▸ **Reading passage**
════
- Grindelwald – This name was perhaps derived from the Anglo-Saxon epic Beowulf character Grendel, the demon. (Many theories in which the Dark wizard Grindelwald is compared to Hitler have been explored by Harry Potter fans in the past, especially since the date of his defeat, 1945, is the same as the end of WWII.) Grindelwald is the name of a beautiful village in the mountains of Bernese Oberaland, Switzerland, and is also the name of a well-known hotel chain in Germany.
- Henry (Shaw) – Henry means “home ruler,” from the Germanic words heim, meaning “home,” and ric, meaning “power, ruler.” Though it started as the name Heinrich in Germany, it spread through France as Henri and England as Henry. It became a popular name among kings.
- Jacob (Kowalski) – This name may come from the Hebrew root עקב (qb), meaning "to follow, to be behind." It may otherwise be from the word for "heel," עֲקֵב (aqeb). In the Bible, Jacob was born after his twin brother Esau. He was born holding on to Esau’s heel.
════
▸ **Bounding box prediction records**
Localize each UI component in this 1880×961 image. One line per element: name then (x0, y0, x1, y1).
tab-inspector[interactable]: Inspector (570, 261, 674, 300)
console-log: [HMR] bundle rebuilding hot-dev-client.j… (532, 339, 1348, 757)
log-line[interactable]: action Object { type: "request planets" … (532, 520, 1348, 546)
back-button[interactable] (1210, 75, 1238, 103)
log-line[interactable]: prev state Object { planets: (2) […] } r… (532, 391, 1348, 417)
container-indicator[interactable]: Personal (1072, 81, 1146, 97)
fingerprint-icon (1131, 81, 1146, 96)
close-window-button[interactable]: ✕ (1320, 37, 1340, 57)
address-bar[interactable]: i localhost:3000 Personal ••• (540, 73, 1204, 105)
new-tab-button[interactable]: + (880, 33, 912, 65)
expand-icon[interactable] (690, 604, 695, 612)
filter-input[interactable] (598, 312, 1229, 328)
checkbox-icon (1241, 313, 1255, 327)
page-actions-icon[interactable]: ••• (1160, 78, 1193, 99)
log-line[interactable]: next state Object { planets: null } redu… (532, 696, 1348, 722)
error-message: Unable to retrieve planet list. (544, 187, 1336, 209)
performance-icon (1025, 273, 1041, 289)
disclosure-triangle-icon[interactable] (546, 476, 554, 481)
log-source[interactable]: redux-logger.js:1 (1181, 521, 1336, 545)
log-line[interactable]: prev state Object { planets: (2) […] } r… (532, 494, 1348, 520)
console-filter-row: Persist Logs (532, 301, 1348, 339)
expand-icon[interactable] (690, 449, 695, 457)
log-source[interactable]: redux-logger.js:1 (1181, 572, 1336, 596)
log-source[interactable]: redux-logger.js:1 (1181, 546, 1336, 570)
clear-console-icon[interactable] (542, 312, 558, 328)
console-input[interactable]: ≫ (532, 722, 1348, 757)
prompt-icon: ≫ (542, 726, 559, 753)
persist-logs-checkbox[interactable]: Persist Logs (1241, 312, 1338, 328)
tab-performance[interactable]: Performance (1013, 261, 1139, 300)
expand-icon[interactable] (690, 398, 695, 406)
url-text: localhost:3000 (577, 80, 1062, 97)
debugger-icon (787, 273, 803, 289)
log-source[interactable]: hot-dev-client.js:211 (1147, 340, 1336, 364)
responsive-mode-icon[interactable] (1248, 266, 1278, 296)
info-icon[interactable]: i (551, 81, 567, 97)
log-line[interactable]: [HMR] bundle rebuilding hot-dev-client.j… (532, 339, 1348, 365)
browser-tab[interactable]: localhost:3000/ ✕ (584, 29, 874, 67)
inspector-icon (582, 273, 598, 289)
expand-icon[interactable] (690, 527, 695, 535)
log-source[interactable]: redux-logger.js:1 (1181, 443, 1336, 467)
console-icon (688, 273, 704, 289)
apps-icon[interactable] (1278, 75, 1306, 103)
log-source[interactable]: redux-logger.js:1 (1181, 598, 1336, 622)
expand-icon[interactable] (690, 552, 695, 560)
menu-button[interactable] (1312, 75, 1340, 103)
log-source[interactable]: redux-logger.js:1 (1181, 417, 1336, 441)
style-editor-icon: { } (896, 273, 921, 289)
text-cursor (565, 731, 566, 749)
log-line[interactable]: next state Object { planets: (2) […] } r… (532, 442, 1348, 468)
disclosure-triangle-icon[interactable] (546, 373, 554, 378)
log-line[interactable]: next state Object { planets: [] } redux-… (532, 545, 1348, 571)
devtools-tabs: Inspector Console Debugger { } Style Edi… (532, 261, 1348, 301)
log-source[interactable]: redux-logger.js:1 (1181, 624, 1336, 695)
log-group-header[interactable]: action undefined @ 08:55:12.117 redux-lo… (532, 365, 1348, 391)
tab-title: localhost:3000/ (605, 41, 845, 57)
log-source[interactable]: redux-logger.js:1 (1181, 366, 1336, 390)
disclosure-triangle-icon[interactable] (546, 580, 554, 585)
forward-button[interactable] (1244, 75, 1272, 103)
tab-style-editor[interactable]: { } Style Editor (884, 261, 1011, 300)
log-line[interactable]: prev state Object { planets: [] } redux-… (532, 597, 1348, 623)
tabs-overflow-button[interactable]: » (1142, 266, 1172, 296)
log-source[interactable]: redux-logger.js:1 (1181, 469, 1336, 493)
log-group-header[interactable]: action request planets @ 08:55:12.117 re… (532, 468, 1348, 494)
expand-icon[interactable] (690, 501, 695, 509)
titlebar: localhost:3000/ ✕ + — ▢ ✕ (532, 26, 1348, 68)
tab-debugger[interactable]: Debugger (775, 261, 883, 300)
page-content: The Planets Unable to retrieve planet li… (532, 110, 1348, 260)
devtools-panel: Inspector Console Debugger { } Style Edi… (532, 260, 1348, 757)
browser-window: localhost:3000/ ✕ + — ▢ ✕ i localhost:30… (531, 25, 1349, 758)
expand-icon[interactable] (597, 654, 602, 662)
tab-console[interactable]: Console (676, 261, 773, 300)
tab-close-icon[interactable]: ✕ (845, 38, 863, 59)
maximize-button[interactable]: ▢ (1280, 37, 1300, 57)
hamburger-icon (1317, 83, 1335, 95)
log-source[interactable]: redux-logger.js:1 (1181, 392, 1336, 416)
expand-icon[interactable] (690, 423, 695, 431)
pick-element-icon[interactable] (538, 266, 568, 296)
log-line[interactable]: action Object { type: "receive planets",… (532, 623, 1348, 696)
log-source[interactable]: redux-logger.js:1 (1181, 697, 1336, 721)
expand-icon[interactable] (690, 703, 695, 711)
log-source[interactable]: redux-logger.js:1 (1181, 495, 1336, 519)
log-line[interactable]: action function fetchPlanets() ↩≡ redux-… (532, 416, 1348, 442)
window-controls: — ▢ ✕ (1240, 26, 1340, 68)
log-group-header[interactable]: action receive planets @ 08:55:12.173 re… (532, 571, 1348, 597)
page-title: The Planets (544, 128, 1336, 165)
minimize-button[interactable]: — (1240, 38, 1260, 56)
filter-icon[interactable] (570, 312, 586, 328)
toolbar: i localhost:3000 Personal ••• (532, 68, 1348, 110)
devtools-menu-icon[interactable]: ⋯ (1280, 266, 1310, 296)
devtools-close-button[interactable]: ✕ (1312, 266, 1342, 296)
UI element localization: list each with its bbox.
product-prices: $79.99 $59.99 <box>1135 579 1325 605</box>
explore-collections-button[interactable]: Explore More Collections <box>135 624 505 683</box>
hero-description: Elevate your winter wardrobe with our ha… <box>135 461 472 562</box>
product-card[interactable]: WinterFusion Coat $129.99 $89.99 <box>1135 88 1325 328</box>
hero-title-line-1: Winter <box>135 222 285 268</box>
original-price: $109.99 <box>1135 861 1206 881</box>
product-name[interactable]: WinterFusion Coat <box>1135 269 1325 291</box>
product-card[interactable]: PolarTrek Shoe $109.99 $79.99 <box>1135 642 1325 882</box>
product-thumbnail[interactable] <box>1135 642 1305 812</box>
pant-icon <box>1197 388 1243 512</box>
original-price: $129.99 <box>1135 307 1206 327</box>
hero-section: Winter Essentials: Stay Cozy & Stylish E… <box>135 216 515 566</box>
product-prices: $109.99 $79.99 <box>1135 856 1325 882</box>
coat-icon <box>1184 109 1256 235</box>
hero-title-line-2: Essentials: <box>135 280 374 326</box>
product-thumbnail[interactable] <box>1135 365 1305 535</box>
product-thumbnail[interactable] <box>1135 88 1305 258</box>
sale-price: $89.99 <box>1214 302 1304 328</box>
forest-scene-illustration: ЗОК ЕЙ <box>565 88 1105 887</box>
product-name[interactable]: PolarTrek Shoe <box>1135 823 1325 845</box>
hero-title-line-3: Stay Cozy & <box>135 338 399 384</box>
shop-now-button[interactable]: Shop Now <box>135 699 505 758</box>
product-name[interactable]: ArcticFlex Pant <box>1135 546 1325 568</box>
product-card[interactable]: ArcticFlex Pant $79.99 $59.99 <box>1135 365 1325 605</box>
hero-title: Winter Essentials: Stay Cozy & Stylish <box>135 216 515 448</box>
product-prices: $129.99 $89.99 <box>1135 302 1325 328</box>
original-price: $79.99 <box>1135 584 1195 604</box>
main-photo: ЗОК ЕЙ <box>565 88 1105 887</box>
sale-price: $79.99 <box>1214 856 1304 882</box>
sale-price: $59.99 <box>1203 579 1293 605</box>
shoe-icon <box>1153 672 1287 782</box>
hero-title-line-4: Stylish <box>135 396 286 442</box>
════
▸ **The problem**
Turn the paragraph in the passage on character names that begins "Henry (Shaw)" into a short list that keeps its main facts.

▸ **Exercise solution**
- Henry means "home ruler."
- It comes from the Germanic words heim ("home") and ric ("power, ruler").
- It began as Heinrich in Germany and spread through France as Henri and England as Henry.
- It became a popular name among kings.